[begin Data shown]
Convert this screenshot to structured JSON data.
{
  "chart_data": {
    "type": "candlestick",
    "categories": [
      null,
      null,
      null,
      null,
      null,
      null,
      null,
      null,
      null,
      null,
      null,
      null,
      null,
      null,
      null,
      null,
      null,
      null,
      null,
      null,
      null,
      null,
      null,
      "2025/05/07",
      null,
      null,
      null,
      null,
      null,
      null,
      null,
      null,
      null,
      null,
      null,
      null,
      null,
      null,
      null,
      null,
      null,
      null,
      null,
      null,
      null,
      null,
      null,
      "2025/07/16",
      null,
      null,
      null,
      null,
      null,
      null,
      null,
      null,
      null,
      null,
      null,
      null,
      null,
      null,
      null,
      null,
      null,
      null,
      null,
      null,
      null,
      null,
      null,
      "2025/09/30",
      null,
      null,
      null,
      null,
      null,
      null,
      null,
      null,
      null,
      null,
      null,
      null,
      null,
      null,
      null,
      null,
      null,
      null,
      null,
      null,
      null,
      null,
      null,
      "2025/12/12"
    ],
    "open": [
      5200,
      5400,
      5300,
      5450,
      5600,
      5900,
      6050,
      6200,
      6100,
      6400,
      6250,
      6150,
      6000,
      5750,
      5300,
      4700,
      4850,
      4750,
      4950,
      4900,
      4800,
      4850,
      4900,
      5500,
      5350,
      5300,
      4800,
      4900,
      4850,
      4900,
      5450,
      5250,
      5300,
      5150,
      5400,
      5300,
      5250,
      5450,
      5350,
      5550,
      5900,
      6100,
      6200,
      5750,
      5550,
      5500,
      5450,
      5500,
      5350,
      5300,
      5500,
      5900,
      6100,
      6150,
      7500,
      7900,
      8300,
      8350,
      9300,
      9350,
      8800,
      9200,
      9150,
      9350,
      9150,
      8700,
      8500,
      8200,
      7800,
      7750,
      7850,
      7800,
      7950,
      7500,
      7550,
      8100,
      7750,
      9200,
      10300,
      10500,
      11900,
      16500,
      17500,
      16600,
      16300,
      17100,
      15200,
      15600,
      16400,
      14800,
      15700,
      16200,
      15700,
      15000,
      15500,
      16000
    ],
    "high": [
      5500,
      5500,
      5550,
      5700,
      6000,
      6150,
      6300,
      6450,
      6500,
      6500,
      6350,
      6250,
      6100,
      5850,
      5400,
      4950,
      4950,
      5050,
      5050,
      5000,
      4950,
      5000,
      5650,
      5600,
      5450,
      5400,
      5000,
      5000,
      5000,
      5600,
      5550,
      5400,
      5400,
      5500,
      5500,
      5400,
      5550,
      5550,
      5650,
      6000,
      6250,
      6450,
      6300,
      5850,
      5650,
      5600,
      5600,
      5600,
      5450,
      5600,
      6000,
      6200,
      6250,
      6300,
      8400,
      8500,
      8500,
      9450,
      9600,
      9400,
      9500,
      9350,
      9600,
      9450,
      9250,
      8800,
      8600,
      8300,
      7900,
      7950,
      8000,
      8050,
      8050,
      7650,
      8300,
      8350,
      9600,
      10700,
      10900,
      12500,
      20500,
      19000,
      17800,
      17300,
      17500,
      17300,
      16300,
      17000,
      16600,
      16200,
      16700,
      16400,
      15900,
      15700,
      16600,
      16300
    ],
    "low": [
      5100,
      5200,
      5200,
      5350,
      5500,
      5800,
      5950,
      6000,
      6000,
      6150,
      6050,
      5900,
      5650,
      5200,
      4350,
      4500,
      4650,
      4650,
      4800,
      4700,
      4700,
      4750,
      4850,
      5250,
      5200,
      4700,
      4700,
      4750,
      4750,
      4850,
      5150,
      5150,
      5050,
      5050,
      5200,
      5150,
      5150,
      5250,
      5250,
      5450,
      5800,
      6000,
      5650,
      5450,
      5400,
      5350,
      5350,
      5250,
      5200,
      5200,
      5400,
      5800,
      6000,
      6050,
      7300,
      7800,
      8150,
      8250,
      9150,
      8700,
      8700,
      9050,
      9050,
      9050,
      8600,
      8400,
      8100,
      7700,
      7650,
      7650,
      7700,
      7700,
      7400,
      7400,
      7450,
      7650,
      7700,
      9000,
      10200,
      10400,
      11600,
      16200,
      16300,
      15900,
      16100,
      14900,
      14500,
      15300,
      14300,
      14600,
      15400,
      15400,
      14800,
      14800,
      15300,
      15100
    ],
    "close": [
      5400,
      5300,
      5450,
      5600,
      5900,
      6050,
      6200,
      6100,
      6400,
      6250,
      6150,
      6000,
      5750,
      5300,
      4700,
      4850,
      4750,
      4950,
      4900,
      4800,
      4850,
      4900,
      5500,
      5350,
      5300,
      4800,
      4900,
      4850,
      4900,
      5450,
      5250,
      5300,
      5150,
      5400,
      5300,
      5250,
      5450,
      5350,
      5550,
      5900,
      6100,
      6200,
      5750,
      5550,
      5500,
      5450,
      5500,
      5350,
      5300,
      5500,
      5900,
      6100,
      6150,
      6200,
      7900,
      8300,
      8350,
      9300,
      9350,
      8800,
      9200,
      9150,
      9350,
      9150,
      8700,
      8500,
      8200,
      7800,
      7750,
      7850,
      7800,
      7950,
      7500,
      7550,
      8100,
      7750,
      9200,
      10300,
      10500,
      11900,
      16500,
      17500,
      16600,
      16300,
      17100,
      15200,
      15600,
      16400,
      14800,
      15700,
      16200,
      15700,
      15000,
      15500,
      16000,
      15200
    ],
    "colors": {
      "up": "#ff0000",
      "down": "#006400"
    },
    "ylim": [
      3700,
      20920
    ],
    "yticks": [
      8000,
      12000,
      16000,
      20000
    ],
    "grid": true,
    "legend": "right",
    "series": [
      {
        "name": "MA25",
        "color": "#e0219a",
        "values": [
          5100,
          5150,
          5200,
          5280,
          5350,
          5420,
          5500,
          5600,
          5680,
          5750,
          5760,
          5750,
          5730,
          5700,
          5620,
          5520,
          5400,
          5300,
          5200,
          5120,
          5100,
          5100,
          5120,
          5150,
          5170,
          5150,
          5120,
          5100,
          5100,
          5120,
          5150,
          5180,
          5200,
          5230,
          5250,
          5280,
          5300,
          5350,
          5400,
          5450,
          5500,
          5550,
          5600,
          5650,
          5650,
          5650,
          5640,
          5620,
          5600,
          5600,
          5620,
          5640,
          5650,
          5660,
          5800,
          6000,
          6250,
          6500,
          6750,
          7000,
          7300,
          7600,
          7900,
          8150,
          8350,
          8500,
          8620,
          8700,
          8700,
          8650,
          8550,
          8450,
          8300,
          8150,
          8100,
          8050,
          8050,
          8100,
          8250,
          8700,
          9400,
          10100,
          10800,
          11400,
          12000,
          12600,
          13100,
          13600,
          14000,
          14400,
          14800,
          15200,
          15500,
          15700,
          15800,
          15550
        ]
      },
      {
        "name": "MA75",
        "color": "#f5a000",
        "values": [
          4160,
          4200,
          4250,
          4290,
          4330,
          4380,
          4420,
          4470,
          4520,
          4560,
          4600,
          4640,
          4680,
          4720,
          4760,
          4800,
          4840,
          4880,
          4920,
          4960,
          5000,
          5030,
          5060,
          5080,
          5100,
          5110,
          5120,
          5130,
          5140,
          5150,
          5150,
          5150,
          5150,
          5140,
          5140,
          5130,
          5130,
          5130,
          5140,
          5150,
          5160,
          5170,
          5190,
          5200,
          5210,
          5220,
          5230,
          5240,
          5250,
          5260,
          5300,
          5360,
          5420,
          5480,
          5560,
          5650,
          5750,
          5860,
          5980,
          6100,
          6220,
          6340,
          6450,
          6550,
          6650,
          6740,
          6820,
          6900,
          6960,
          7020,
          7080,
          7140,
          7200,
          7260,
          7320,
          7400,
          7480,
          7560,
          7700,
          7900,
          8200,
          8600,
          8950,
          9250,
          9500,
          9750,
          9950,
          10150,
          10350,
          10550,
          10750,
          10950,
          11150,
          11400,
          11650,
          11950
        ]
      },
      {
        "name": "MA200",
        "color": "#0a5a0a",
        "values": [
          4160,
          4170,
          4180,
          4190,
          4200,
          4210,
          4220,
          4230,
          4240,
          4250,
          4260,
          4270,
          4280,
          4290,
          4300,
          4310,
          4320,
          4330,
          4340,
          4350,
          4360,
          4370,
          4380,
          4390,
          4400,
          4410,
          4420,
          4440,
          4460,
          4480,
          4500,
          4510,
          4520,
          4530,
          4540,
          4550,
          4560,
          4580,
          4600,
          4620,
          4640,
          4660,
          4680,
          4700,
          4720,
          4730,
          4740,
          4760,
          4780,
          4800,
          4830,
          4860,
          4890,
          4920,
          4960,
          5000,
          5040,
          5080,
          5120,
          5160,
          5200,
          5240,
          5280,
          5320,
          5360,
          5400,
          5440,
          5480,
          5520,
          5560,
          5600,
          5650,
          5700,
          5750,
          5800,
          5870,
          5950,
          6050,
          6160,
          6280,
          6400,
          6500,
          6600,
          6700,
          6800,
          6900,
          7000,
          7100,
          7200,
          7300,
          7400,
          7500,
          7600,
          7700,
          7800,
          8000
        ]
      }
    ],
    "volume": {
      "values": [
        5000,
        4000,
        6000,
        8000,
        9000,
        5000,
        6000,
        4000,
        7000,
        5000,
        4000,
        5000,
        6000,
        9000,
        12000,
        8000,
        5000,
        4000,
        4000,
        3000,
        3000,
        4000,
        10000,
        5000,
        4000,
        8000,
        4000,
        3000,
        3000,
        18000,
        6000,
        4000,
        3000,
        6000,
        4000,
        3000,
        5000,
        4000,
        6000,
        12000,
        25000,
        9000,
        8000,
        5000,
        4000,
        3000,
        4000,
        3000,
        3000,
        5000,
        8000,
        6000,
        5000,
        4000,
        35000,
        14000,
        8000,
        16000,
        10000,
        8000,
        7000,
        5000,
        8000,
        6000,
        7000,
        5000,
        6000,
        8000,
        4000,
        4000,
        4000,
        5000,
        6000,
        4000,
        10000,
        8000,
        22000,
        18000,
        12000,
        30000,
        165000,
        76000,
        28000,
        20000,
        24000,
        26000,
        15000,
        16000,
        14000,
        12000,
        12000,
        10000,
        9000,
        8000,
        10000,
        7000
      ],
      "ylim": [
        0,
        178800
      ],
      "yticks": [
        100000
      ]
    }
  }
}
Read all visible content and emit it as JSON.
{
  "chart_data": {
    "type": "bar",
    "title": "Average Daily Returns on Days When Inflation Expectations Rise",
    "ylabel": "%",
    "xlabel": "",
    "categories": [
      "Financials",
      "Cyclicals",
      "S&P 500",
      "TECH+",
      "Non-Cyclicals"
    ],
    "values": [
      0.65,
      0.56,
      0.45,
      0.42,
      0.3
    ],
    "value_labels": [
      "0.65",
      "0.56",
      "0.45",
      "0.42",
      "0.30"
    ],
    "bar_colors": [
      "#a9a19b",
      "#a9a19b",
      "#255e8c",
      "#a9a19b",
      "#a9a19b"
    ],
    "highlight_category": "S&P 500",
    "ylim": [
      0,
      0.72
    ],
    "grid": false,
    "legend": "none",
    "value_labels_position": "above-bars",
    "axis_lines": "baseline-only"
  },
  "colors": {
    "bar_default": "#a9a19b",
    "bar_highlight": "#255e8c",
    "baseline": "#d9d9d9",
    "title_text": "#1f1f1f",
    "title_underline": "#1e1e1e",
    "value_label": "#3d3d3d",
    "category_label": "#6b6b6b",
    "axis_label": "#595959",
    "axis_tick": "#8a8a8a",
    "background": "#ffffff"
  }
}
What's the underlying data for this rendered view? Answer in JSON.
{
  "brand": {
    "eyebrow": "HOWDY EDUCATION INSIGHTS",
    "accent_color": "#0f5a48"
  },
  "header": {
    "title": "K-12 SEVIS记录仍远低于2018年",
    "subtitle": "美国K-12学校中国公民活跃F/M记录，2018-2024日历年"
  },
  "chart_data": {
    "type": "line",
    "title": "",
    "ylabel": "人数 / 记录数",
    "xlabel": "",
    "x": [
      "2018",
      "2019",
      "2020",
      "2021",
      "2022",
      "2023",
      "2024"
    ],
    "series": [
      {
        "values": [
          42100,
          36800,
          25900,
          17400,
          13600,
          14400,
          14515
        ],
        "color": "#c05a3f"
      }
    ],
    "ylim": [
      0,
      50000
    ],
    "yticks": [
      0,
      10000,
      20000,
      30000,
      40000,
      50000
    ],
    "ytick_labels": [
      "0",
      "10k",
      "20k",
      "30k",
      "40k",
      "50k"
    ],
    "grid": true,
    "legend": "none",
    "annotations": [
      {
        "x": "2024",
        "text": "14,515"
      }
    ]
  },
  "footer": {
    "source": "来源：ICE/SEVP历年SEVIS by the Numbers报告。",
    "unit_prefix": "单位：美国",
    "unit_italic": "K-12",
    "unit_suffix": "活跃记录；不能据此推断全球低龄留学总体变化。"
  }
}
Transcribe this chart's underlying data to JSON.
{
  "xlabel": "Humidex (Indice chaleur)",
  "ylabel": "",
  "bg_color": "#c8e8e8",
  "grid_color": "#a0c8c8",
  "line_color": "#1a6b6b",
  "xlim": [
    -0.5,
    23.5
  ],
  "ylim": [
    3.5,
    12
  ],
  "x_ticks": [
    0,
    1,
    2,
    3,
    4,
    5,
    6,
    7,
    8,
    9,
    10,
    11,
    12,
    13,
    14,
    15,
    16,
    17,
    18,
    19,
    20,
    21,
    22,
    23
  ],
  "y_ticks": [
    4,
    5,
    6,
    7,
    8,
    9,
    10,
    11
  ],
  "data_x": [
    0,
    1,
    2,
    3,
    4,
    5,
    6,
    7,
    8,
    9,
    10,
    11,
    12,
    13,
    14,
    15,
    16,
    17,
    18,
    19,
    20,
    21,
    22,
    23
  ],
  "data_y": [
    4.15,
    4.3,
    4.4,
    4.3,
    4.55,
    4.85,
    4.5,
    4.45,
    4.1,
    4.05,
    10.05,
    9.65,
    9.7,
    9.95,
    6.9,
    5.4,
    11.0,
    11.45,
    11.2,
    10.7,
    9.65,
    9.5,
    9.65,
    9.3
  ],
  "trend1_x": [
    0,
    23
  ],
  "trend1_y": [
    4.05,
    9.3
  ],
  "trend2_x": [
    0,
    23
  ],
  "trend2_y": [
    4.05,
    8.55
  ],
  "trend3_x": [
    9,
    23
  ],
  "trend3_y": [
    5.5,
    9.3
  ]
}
[end Data shown]
From the listing above, collect every line that mentions the word "this".

Exercise result:
Convert this screenshot to structured JSON data.
What's the underlying data for this rendered view? Answer in JSON.
Transcribe this chart's underlying data to JSON.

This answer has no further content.